# What is expected:
Your reply should contain every record, restated word for word.

# Given information:
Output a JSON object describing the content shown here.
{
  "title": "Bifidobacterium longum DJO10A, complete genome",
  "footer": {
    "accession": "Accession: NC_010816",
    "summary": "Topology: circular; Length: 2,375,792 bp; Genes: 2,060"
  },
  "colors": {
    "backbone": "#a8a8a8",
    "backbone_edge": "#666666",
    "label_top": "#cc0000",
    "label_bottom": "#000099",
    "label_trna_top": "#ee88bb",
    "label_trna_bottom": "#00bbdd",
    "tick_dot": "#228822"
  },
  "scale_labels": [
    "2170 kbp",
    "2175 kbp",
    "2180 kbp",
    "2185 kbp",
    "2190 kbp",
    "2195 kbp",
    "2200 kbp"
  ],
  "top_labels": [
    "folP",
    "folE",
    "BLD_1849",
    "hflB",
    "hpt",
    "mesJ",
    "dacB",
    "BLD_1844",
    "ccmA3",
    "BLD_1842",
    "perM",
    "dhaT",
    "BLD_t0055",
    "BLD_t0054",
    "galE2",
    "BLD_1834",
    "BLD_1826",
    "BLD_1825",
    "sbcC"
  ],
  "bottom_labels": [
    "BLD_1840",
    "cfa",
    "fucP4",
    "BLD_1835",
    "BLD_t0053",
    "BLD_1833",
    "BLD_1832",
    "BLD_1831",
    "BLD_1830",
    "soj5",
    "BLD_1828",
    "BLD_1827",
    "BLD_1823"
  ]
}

# Exercise answer:
Output a JSON object describing the content shown here.
{
  "title": "Bifidobacterium longum DJO10A, complete genome",
  "footer": {
    "accession": "Accession: NC_010816",
    "summary": "Topology: circular; Length: 2,375,792 bp; Genes: 2,060"
  },
  "colors": {
    "backbone": "#a8a8a8",
    "backbone_edge": "#666666",
    "label_top": "#cc0000",
    "label_bottom": "#000099",
    "label_trna_top": "#ee88bb",
    "label_trna_bottom": "#00bbdd",
    "tick_dot": "#228822"
  },
  "scale_labels": [
    "2170 kbp",
    "2175 kbp",
    "2180 kbp",
    "2185 kbp",
    "2190 kbp",
    "2195 kbp",
    "2200 kbp"
  ],
  "top_labels": [
    "folP",
    "folE",
    "BLD_1849",
    "hflB",
    "hpt",
    "mesJ",
    "dacB",
    "BLD_1844",
    "ccmA3",
    "BLD_1842",
    "perM",
    "dhaT",
    "BLD_t0055",
    "BLD_t0054",
    "galE2",
    "BLD_1834",
    "BLD_1826",
    "BLD_1825",
    "sbcC"
  ],
  "bottom_labels": [
    "BLD_1840",
    "cfa",
    "fucP4",
    "BLD_1835",
    "BLD_t0053",
    "BLD_1833",
    "BLD_1832",
    "BLD_1831",
    "BLD_1830",
    "soj5",
    "BLD_1828",
    "BLD_1827",
    "BLD_1823"
  ]
}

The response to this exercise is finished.